SET PROBLEM
Report, word for word, every line of the material that contains "αποτελεσματικότερη".

MATERIAL SUPPLIED
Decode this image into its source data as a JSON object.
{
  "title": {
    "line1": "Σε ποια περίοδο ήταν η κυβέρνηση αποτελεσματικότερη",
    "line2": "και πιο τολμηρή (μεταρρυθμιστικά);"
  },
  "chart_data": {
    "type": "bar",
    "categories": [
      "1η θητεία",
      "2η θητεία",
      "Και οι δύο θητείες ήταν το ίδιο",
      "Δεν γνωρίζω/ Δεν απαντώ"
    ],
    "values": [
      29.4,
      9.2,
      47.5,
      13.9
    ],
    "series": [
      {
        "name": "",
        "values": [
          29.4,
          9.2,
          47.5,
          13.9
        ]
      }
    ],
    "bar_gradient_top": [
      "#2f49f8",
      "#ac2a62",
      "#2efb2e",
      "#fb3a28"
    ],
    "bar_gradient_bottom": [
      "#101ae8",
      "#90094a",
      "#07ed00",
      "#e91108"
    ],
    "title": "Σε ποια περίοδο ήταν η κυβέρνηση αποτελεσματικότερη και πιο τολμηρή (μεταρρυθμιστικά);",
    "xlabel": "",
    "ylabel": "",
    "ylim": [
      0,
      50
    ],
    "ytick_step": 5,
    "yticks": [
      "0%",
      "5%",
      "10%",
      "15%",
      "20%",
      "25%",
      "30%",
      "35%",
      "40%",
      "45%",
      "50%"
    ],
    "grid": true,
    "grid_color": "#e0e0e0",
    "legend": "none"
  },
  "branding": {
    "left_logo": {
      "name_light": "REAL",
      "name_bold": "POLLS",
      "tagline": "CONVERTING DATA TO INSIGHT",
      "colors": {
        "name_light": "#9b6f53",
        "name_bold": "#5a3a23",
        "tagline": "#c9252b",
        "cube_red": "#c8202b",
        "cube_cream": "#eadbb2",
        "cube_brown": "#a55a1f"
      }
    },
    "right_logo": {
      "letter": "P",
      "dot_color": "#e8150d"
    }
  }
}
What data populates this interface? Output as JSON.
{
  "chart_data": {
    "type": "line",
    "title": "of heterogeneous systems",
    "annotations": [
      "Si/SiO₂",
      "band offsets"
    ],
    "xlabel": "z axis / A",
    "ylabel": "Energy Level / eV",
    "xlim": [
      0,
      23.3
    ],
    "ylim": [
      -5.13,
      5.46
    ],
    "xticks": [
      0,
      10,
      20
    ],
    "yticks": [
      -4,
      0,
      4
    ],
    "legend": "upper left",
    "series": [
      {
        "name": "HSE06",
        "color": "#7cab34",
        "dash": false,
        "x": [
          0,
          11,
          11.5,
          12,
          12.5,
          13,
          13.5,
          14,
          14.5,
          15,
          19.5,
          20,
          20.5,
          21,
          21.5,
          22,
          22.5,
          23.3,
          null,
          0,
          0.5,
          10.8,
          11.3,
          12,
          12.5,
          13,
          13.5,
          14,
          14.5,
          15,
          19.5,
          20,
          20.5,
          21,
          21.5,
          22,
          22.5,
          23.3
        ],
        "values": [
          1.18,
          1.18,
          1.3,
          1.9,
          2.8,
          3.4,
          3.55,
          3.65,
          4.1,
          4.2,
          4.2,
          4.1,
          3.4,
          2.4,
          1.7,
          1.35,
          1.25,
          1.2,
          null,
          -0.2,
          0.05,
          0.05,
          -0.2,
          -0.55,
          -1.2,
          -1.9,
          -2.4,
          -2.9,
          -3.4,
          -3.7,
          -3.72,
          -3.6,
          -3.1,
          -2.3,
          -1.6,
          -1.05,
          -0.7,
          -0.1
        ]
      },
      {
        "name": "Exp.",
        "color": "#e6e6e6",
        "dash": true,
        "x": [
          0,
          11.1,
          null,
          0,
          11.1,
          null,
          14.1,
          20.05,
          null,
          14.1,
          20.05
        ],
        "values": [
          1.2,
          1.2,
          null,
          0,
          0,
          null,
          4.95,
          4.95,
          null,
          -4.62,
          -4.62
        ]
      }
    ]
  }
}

FINISHED EXERCISE
    "line1": "Σε ποια περίοδο ήταν η κυβέρνηση αποτελεσματικότερη",
    "title": "Σε ποια περίοδο ήταν η κυβέρνηση αποτελεσματικότερη και πιο τολμηρή (μεταρρυθμιστικά);",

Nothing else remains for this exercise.